__WHAT IS NEEDED__
Give back all of the records, exactly and completely.

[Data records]
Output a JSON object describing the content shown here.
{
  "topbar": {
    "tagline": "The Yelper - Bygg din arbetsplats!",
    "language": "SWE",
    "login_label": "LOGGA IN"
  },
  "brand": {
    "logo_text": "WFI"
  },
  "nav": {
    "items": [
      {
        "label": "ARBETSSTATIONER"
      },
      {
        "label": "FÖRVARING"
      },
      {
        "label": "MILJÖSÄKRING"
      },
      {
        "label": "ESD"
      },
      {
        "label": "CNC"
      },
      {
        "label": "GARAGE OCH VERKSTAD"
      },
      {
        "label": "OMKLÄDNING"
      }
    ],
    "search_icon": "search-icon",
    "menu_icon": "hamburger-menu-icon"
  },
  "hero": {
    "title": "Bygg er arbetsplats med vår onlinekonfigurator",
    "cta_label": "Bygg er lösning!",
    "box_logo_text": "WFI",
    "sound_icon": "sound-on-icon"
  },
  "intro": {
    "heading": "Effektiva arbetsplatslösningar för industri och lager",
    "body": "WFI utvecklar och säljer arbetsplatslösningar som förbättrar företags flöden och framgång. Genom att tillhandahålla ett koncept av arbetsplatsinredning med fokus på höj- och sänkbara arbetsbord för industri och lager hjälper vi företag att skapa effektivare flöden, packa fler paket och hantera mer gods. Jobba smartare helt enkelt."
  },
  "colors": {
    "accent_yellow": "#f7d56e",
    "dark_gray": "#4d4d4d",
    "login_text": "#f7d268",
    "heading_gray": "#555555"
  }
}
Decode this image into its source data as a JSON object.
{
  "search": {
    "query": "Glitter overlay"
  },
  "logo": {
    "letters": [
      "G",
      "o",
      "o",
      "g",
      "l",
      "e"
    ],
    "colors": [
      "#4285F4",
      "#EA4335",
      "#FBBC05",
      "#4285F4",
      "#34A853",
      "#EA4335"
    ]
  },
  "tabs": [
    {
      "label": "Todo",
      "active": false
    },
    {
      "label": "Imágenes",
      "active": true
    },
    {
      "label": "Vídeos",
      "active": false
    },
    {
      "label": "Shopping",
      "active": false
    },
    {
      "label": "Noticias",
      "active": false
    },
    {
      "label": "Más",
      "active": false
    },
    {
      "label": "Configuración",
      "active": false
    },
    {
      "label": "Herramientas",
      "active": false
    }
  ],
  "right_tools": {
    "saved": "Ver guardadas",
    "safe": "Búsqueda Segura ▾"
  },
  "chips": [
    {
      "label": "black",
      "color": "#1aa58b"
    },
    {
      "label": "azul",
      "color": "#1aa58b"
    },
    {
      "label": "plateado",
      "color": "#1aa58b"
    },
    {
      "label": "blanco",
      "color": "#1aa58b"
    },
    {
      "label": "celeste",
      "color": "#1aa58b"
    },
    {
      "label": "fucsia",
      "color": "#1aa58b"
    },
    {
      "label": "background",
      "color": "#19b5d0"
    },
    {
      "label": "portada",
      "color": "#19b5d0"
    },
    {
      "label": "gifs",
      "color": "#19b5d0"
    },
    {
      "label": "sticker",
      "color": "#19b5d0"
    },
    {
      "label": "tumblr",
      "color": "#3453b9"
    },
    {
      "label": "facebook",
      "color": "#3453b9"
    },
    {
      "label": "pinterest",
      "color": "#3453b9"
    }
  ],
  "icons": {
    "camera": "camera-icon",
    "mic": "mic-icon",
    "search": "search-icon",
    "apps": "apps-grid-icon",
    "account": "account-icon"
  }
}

__RESPONSE AREA__
Output a JSON object describing the content shown here.
{
  "topbar": {
    "tagline": "The Yelper - Bygg din arbetsplats!",
    "language": "SWE",
    "login_label": "LOGGA IN"
  },
  "brand": {
    "logo_text": "WFI"
  },
  "nav": {
    "items": [
      {
        "label": "ARBETSSTATIONER"
      },
      {
        "label": "FÖRVARING"
      },
      {
        "label": "MILJÖSÄKRING"
      },
      {
        "label": "ESD"
      },
      {
        "label": "CNC"
      },
      {
        "label": "GARAGE OCH VERKSTAD"
      },
      {
        "label": "OMKLÄDNING"
      }
    ],
    "search_icon": "search-icon",
    "menu_icon": "hamburger-menu-icon"
  },
  "hero": {
    "title": "Bygg er arbetsplats med vår onlinekonfigurator",
    "cta_label": "Bygg er lösning!",
    "box_logo_text": "WFI",
    "sound_icon": "sound-on-icon"
  },
  "intro": {
    "heading": "Effektiva arbetsplatslösningar för industri och lager",
    "body": "WFI utvecklar och säljer arbetsplatslösningar som förbättrar företags flöden och framgång. Genom att tillhandahålla ett koncept av arbetsplatsinredning med fokus på höj- och sänkbara arbetsbord för industri och lager hjälper vi företag att skapa effektivare flöden, packa fler paket och hantera mer gods. Jobba smartare helt enkelt."
  },
  "colors": {
    "accent_yellow": "#f7d56e",
    "dark_gray": "#4d4d4d",
    "login_text": "#f7d268",
    "heading_gray": "#555555"
  }
}
Decode this image into its source data as a JSON object.
{
  "search": {
    "query": "Glitter overlay"
  },
  "logo": {
    "letters": [
      "G",
      "o",
      "o",
      "g",
      "l",
      "e"
    ],
    "colors": [
      "#4285F4",
      "#EA4335",
      "#FBBC05",
      "#4285F4",
      "#34A853",
      "#EA4335"
    ]
  },
  "tabs": [
    {
      "label": "Todo",
      "active": false
    },
    {
      "label": "Imágenes",
      "active": true
    },
    {
      "label": "Vídeos",
      "active": false
    },
    {
      "label": "Shopping",
      "active": false
    },
    {
      "label": "Noticias",
      "active": false
    },
    {
      "label": "Más",
      "active": false
    },
    {
      "label": "Configuración",
      "active": false
    },
    {
      "label": "Herramientas",
      "active": false
    }
  ],
  "right_tools": {
    "saved": "Ver guardadas",
    "safe": "Búsqueda Segura ▾"
  },
  "chips": [
    {
      "label": "black",
      "color": "#1aa58b"
    },
    {
      "label": "azul",
      "color": "#1aa58b"
    },
    {
      "label": "plateado",
      "color": "#1aa58b"
    },
    {
      "label": "blanco",
      "color": "#1aa58b"
    },
    {
      "label": "celeste",
      "color": "#1aa58b"
    },
    {
      "label": "fucsia",
      "color": "#1aa58b"
    },
    {
      "label": "background",
      "color": "#19b5d0"
    },
    {
      "label": "portada",
      "color": "#19b5d0"
    },
    {
      "label": "gifs",
      "color": "#19b5d0"
    },
    {
      "label": "sticker",
      "color": "#19b5d0"
    },
    {
      "label": "tumblr",
      "color": "#3453b9"
    },
    {
      "label": "facebook",
      "color": "#3453b9"
    },
    {
      "label": "pinterest",
      "color": "#3453b9"
    }
  ],
  "icons": {
    "camera": "camera-icon",
    "mic": "mic-icon",
    "search": "search-icon",
    "apps": "apps-grid-icon",
    "account": "account-icon"
  }
}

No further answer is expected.